What you have to do: Tally the lines that contain "ngắn" and report the total alone.

(Entries with figure data)
-=-=-

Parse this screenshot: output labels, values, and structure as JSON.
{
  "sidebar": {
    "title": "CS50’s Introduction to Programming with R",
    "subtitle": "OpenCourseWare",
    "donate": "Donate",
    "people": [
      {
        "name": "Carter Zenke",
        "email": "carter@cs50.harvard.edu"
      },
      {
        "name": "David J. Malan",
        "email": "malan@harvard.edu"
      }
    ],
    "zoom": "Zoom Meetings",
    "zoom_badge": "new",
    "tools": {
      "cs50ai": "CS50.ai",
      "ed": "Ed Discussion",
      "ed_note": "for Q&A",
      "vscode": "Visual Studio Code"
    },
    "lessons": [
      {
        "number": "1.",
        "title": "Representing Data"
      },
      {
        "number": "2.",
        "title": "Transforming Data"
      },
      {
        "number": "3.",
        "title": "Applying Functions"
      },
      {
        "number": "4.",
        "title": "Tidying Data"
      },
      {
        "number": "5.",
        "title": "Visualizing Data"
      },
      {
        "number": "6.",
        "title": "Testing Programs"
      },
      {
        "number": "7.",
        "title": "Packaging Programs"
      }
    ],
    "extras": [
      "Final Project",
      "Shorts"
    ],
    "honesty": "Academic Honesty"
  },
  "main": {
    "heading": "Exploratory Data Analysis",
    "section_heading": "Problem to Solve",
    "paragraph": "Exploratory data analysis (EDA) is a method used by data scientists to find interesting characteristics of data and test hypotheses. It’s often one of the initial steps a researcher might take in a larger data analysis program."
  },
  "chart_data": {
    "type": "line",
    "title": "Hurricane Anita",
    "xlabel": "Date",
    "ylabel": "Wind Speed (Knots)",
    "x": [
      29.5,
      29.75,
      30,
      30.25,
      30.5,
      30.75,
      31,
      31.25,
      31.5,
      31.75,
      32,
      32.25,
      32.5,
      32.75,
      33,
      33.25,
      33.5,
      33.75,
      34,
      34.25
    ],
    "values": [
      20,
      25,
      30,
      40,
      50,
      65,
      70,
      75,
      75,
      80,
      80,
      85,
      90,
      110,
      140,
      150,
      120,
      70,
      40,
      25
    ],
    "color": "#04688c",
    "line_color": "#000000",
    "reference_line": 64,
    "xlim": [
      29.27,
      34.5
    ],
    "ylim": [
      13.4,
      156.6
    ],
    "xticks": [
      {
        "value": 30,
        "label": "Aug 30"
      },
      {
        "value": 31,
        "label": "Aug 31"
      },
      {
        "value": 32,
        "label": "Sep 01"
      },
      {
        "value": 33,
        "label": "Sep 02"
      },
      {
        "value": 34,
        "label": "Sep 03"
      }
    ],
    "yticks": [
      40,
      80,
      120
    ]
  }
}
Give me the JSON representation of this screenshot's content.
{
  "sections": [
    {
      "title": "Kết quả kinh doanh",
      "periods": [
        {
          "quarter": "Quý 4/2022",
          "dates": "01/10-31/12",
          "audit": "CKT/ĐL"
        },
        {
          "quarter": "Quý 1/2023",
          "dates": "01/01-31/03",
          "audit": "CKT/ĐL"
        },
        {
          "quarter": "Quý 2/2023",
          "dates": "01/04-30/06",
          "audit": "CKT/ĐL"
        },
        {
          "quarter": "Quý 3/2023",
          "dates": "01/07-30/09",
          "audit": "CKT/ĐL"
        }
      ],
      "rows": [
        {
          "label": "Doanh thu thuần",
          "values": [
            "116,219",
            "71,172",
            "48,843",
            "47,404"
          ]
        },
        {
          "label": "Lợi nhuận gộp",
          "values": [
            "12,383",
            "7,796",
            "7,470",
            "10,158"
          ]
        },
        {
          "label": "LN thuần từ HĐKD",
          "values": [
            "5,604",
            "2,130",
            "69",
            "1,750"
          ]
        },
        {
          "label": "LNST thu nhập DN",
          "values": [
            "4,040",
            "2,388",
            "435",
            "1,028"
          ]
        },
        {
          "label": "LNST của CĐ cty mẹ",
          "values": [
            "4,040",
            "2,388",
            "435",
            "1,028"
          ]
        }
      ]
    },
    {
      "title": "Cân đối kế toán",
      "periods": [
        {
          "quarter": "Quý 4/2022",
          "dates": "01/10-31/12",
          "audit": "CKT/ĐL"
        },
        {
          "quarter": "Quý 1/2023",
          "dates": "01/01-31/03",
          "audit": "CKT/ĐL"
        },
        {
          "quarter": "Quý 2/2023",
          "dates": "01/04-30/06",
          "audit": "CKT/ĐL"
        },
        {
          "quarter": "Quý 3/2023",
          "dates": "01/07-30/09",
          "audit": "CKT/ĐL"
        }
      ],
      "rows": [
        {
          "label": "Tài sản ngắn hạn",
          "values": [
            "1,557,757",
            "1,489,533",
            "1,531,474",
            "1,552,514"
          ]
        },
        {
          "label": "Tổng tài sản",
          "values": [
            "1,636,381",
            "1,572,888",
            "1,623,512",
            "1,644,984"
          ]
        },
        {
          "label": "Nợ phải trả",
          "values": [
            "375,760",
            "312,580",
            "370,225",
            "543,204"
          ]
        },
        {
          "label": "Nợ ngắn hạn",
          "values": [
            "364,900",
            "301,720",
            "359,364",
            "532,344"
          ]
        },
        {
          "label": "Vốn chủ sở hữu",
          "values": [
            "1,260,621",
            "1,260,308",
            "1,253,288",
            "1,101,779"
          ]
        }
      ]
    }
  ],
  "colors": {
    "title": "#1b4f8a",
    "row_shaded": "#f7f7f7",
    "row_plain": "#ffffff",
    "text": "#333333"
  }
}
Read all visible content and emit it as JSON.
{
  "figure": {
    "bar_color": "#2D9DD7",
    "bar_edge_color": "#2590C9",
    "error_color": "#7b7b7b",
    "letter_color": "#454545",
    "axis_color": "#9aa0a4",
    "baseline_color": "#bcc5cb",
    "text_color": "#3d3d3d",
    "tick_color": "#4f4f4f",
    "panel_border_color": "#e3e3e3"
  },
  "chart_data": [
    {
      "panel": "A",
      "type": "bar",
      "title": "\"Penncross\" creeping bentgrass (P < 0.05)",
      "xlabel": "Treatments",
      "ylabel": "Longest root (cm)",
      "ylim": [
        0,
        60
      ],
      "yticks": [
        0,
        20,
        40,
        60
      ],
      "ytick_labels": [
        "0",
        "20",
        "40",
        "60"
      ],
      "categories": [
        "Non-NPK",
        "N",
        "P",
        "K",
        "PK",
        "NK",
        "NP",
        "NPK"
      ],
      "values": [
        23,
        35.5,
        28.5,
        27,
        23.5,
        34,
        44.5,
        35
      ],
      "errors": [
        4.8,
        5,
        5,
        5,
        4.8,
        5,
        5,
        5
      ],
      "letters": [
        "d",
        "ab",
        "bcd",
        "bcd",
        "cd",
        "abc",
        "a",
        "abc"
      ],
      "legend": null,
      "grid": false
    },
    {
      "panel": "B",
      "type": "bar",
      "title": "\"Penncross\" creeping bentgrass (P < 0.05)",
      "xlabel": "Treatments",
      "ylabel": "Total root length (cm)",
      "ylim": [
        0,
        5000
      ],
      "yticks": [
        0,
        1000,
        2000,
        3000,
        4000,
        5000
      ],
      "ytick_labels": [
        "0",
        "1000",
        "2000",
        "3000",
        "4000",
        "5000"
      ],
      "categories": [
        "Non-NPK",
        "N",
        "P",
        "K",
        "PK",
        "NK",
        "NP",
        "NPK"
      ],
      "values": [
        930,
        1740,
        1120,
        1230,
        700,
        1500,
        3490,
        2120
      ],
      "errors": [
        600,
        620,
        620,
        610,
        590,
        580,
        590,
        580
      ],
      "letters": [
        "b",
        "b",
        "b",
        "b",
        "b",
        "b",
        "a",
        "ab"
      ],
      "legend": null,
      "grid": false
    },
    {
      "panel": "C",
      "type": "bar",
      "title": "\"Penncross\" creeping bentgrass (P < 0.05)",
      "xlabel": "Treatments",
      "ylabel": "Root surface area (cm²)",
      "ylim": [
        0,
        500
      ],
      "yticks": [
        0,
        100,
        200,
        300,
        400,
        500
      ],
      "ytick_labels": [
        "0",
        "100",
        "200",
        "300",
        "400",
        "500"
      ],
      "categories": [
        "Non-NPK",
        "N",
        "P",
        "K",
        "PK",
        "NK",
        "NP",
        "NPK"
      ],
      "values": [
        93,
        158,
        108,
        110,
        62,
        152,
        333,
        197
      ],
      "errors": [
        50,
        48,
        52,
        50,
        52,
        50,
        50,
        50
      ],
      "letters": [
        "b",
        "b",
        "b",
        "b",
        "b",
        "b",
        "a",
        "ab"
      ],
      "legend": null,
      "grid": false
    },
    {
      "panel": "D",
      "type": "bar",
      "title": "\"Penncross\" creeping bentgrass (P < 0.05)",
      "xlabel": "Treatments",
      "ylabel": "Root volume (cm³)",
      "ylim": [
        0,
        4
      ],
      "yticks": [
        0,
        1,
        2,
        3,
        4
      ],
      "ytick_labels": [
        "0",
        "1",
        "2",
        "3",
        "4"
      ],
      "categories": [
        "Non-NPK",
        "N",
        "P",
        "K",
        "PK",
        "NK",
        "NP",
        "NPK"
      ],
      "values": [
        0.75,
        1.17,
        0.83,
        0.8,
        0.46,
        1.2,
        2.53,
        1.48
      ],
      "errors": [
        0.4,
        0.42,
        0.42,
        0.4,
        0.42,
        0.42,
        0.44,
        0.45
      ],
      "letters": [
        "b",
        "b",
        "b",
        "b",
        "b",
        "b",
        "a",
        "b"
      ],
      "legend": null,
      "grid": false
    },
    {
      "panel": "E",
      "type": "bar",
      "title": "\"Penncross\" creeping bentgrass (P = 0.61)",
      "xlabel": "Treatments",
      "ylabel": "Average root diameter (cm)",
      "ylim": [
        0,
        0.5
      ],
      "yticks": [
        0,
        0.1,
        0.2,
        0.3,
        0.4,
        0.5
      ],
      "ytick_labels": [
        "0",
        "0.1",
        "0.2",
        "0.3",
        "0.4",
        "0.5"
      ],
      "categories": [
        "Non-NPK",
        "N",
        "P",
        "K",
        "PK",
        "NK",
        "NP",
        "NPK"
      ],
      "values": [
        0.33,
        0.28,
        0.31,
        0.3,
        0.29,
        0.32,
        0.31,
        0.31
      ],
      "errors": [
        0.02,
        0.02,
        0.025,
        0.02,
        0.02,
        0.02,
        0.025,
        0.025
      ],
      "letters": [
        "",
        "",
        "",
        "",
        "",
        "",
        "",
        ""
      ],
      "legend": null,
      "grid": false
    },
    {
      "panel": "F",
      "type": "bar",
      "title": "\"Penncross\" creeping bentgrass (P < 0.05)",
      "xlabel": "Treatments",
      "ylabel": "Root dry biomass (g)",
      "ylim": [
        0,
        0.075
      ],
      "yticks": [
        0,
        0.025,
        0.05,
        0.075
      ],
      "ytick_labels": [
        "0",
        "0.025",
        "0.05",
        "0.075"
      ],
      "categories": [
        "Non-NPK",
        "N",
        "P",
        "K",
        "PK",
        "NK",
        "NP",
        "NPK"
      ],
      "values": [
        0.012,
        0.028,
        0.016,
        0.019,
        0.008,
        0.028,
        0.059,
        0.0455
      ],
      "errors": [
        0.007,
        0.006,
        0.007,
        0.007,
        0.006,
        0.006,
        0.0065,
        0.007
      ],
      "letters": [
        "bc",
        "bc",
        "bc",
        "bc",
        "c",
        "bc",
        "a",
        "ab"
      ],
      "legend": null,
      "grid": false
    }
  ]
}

-=-=-

Exercise answer: 2